[Begin DATA LINES]

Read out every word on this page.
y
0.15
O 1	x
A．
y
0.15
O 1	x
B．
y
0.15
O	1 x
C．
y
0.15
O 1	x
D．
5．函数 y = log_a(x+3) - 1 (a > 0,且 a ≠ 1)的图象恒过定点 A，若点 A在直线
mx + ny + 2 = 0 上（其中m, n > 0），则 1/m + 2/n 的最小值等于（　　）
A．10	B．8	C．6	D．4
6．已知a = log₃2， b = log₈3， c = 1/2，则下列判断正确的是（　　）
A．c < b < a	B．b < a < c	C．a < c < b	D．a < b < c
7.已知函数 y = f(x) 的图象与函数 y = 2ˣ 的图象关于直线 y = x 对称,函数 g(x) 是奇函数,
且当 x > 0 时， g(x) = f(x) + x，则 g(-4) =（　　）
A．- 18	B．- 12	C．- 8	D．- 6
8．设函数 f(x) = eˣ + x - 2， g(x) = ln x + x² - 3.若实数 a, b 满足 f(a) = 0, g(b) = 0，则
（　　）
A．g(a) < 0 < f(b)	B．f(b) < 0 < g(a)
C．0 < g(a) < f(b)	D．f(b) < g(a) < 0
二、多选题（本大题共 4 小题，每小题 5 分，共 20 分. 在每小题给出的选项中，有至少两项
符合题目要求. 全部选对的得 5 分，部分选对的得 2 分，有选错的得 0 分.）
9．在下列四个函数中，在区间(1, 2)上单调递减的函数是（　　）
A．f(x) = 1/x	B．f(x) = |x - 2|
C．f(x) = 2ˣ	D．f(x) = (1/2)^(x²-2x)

[End DATA LINES]

### WORK TO DO
Write out the material exactly as given.

### SOLUTION TO THIS TASK
Read out every word on this page.
y
0.15
O 1	x
A．
y
0.15
O 1	x
B．
y
0.15
O	1 x
C．
y
0.15
O 1	x
D．
5．函数 y = log_a(x+3) - 1 (a > 0,且 a ≠ 1)的图象恒过定点 A，若点 A在直线
mx + ny + 2 = 0 上（其中m, n > 0），则 1/m + 2/n 的最小值等于（　　）
A．10	B．8	C．6	D．4
6．已知a = log₃2， b = log₈3， c = 1/2，则下列判断正确的是（　　）
A．c < b < a	B．b < a < c	C．a < c < b	D．a < b < c
7.已知函数 y = f(x) 的图象与函数 y = 2ˣ 的图象关于直线 y = x 对称,函数 g(x) 是奇函数,
且当 x > 0 时， g(x) = f(x) + x，则 g(-4) =（　　）
A．- 18	B．- 12	C．- 8	D．- 6
8．设函数 f(x) = eˣ + x - 2， g(x) = ln x + x² - 3.若实数 a, b 满足 f(a) = 0, g(b) = 0，则
（　　）
A．g(a) < 0 < f(b)	B．f(b) < 0 < g(a)
C．0 < g(a) < f(b)	D．f(b) < g(a) < 0
二、多选题（本大题共 4 小题，每小题 5 分，共 20 分. 在每小题给出的选项中，有至少两项
符合题目要求. 全部选对的得 5 分，部分选对的得 2 分，有选错的得 0 分.）
9．在下列四个函数中，在区间(1, 2)上单调递减的函数是（　　）
A．f(x) = 1/x	B．f(x) = |x - 2|
C．f(x) = 2ˣ	D．f(x) = (1/2)^(x²-2x)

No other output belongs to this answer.